(Stored entries)
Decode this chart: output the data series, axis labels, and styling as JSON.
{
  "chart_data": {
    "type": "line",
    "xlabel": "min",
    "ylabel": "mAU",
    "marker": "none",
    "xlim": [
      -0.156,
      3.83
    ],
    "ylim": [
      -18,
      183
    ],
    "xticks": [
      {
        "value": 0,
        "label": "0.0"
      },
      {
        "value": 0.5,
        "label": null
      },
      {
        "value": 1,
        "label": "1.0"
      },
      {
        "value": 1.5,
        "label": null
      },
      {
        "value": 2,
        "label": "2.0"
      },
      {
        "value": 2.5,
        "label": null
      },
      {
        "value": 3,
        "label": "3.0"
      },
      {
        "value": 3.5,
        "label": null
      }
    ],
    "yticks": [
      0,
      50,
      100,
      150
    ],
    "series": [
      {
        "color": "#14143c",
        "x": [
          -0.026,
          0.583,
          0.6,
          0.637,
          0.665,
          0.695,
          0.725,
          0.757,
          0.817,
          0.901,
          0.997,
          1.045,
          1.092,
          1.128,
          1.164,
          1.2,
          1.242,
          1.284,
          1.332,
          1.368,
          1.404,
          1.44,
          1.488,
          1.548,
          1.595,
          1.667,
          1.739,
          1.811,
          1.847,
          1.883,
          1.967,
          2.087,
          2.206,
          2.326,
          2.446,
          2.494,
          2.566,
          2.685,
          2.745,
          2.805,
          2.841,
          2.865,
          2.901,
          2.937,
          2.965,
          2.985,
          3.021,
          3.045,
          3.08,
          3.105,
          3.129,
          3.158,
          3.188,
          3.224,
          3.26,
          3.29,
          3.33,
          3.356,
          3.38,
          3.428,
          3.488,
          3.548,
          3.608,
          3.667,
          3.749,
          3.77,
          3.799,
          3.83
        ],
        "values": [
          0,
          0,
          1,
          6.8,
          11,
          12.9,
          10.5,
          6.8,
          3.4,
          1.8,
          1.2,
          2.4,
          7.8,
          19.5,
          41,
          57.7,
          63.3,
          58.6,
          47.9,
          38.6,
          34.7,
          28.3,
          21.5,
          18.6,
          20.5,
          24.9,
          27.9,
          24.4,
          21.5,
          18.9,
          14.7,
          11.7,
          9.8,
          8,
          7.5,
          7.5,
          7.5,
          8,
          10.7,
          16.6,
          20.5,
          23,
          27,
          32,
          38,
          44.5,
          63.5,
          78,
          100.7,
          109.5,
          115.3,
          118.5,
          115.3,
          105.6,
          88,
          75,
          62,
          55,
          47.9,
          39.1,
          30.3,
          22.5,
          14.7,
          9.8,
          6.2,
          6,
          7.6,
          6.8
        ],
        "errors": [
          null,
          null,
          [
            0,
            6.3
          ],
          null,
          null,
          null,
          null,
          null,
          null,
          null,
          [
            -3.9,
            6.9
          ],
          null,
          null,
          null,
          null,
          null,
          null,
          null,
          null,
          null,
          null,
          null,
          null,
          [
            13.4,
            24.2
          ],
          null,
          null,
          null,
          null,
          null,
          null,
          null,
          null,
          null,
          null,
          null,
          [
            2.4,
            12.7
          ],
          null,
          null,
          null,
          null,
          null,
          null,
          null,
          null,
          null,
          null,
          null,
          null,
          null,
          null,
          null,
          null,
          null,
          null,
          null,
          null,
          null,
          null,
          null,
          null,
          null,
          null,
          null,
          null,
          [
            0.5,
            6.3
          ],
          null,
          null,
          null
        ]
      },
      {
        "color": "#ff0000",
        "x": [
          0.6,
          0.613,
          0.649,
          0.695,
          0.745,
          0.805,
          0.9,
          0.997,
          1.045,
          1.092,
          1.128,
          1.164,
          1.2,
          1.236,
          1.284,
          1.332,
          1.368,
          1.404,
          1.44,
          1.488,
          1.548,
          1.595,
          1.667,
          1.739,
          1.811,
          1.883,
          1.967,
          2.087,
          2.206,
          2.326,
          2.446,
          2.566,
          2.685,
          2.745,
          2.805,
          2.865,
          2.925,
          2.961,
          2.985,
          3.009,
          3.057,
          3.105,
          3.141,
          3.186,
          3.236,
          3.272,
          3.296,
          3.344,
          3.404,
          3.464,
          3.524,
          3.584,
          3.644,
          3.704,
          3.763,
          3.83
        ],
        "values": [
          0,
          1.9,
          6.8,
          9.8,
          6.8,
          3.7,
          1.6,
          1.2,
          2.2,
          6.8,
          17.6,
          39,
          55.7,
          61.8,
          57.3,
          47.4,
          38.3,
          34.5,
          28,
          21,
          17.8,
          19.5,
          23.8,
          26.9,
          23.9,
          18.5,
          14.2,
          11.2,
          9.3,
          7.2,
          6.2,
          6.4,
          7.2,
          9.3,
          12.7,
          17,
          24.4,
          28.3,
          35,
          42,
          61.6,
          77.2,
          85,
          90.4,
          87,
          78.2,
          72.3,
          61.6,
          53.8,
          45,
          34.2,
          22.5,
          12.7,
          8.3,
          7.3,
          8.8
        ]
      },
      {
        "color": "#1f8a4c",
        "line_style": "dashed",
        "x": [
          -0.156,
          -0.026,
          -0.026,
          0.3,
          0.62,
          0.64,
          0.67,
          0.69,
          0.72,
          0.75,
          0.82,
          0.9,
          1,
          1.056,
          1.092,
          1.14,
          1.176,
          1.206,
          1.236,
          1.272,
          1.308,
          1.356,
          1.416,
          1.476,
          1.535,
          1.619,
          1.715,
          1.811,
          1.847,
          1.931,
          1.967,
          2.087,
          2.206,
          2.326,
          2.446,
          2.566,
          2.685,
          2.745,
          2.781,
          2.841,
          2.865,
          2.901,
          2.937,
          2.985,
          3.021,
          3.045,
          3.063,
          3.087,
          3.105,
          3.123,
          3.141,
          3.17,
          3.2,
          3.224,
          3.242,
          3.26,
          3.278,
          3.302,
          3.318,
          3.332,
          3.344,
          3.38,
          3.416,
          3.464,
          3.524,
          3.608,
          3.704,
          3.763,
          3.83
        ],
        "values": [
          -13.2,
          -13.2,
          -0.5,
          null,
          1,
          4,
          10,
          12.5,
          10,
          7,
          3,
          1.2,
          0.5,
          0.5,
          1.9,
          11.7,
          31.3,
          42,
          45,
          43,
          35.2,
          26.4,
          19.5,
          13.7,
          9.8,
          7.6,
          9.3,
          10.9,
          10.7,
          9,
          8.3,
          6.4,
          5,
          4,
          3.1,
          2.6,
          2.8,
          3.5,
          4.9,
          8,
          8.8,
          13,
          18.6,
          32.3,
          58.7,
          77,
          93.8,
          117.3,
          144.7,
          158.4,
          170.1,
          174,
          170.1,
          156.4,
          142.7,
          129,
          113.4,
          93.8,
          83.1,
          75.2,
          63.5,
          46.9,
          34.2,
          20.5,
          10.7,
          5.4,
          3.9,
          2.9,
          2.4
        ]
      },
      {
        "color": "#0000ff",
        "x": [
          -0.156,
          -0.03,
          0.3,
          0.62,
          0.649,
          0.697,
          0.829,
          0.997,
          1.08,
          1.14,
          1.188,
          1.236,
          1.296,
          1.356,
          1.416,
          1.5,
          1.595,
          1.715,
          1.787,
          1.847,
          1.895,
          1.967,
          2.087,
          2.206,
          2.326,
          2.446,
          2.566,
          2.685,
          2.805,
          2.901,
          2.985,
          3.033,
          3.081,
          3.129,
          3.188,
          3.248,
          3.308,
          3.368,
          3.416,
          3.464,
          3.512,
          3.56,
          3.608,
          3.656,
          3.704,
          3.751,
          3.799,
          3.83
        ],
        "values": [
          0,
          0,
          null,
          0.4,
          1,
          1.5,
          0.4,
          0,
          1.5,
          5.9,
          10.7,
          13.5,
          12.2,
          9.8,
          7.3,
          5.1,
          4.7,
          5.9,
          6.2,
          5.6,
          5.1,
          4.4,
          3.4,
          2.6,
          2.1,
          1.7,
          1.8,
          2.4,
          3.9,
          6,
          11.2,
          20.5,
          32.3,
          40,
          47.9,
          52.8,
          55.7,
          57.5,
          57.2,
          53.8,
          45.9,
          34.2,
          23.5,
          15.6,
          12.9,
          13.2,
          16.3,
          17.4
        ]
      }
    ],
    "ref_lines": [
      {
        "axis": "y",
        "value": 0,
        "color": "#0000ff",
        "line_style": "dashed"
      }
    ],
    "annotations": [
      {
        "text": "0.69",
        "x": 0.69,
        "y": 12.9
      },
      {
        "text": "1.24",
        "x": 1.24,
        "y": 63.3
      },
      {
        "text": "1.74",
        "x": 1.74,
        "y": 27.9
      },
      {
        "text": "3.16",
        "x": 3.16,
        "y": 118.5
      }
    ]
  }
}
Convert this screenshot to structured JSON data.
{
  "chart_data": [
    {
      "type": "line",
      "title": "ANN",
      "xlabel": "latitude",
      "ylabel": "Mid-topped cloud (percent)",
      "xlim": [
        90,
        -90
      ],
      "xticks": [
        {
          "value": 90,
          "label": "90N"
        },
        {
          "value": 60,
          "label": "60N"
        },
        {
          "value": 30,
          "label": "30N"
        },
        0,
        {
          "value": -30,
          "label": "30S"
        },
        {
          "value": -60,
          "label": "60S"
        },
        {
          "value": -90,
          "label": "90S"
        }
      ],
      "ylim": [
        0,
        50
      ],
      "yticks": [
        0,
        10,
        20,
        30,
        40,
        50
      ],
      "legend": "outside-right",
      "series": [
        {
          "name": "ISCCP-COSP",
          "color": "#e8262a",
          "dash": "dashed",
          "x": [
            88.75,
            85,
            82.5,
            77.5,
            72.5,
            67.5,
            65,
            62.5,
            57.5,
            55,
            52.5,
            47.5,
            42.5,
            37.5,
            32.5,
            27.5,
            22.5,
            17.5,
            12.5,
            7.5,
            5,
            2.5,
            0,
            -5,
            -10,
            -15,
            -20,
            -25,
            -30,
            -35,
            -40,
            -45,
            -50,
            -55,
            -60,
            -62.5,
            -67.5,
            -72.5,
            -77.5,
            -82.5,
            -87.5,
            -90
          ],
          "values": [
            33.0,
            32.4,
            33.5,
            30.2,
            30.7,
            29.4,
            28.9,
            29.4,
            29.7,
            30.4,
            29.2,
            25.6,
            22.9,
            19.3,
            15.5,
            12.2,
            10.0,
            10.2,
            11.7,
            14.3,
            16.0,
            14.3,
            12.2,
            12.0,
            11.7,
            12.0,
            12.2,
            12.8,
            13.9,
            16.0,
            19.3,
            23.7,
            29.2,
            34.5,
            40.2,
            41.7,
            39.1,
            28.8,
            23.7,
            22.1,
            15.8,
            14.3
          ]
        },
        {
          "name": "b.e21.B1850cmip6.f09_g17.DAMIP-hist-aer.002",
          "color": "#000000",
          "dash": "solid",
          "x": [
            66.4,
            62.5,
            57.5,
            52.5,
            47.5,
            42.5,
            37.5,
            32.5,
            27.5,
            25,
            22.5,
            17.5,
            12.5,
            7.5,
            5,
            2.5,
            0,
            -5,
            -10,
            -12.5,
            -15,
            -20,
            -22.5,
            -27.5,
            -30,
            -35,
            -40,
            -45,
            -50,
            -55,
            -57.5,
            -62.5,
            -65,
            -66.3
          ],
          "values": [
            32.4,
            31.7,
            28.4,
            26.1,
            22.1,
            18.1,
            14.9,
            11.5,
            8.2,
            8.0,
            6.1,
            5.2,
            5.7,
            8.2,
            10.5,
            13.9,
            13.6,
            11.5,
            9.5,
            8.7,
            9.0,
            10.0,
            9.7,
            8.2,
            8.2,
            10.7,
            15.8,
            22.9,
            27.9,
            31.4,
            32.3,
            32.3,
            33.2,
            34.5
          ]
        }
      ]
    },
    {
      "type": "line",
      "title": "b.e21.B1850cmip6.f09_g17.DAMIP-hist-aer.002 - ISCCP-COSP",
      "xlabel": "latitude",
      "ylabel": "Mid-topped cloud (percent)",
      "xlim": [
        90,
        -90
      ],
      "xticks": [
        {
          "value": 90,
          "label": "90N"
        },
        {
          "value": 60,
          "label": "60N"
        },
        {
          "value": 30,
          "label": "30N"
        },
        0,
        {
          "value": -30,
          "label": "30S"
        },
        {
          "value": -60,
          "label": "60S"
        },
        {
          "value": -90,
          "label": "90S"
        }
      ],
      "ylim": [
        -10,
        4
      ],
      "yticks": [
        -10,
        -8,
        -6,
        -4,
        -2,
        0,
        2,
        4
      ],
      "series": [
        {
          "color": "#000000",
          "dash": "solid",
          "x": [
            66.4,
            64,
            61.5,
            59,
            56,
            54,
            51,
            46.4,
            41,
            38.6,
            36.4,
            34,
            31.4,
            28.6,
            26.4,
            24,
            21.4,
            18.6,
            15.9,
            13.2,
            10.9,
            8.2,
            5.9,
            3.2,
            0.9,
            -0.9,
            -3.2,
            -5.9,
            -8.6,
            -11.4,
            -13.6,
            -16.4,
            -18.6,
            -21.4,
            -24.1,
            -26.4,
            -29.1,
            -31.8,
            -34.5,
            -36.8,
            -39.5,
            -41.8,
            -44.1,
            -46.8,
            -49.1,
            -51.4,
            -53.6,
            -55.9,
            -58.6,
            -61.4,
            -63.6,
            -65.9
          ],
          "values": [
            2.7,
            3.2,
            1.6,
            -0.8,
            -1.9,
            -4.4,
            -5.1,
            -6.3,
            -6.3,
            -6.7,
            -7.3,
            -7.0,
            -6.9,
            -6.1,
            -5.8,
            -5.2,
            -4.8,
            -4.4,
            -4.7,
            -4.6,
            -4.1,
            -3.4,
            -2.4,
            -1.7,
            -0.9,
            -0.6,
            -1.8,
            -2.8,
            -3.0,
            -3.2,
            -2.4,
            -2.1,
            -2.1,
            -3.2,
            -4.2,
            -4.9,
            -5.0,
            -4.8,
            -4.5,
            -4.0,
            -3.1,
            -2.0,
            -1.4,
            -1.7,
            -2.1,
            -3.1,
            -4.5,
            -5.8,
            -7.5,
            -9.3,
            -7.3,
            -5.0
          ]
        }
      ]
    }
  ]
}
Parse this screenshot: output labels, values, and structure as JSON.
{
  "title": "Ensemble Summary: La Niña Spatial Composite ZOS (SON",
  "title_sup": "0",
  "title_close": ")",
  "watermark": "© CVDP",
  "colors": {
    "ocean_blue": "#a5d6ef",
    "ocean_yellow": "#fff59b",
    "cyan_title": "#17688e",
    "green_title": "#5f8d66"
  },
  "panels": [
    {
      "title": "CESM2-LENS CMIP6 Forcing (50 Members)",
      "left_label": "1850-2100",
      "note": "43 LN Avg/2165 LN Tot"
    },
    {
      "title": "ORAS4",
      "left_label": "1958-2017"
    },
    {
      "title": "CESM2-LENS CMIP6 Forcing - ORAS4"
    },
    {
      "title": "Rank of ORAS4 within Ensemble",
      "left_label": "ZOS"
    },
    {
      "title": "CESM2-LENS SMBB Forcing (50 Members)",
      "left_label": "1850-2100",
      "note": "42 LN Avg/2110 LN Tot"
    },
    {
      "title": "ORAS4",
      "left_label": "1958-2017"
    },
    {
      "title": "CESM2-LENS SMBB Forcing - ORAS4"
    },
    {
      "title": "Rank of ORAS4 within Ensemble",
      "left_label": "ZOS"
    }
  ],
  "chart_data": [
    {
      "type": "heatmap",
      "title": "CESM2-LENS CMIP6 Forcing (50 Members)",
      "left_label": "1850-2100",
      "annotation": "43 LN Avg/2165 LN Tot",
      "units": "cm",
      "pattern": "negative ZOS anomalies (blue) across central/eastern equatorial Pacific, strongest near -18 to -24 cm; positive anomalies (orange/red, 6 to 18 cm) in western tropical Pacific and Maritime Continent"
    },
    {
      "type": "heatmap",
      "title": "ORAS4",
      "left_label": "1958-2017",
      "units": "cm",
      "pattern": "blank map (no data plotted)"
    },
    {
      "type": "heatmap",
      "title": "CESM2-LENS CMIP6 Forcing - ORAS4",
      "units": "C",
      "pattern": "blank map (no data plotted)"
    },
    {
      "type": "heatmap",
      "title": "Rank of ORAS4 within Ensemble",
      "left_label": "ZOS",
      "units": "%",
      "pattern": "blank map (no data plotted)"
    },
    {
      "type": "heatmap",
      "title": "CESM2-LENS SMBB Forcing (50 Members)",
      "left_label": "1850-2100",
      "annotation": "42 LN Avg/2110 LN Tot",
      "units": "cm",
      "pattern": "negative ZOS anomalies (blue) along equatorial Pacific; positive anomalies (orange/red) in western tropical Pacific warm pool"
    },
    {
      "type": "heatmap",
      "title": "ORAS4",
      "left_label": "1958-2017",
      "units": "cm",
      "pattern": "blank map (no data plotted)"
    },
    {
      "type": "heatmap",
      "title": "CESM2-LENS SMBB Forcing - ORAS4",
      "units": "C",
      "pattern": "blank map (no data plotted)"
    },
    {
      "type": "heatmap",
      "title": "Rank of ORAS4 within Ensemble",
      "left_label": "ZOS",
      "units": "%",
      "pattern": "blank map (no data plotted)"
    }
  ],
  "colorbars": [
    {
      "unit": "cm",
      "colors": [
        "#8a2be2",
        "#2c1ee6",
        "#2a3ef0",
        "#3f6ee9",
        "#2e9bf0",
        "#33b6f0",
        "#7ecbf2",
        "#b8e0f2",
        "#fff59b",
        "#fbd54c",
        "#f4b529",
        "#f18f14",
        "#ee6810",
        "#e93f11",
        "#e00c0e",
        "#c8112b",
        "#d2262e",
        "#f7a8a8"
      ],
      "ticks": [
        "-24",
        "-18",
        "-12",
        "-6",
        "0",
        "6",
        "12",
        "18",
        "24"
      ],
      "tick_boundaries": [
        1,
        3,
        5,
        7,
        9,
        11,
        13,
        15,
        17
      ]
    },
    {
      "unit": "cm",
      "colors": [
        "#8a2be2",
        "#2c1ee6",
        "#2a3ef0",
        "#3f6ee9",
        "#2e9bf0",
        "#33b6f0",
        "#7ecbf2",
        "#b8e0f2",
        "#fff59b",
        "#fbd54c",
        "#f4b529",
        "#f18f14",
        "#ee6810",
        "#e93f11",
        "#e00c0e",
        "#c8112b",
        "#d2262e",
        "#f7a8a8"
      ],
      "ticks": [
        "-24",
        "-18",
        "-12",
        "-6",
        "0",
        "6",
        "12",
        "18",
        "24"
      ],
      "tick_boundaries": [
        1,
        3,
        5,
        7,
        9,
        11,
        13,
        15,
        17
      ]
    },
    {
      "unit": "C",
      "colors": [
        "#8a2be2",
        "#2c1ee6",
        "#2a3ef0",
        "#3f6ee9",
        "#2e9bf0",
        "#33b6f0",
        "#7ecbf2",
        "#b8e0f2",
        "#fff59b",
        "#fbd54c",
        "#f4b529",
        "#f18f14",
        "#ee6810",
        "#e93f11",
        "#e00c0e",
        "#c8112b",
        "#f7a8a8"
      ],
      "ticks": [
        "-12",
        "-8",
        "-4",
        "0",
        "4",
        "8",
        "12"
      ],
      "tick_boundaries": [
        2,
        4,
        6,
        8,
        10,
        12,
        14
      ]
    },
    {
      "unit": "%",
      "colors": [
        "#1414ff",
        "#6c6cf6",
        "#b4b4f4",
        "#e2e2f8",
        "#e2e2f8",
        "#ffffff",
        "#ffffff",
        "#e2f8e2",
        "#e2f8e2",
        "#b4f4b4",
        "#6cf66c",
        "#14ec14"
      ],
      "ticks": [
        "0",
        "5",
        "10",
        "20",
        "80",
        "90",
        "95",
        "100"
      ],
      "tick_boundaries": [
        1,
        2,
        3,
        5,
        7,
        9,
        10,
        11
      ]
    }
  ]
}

EXERCISE GOAL. From the listing above, copy every line that includes the word "output".

WRITTEN ANSWER.
Decode this chart: output the data series, axis labels, and styling as JSON.
Parse this screenshot: output labels, values, and structure as JSON.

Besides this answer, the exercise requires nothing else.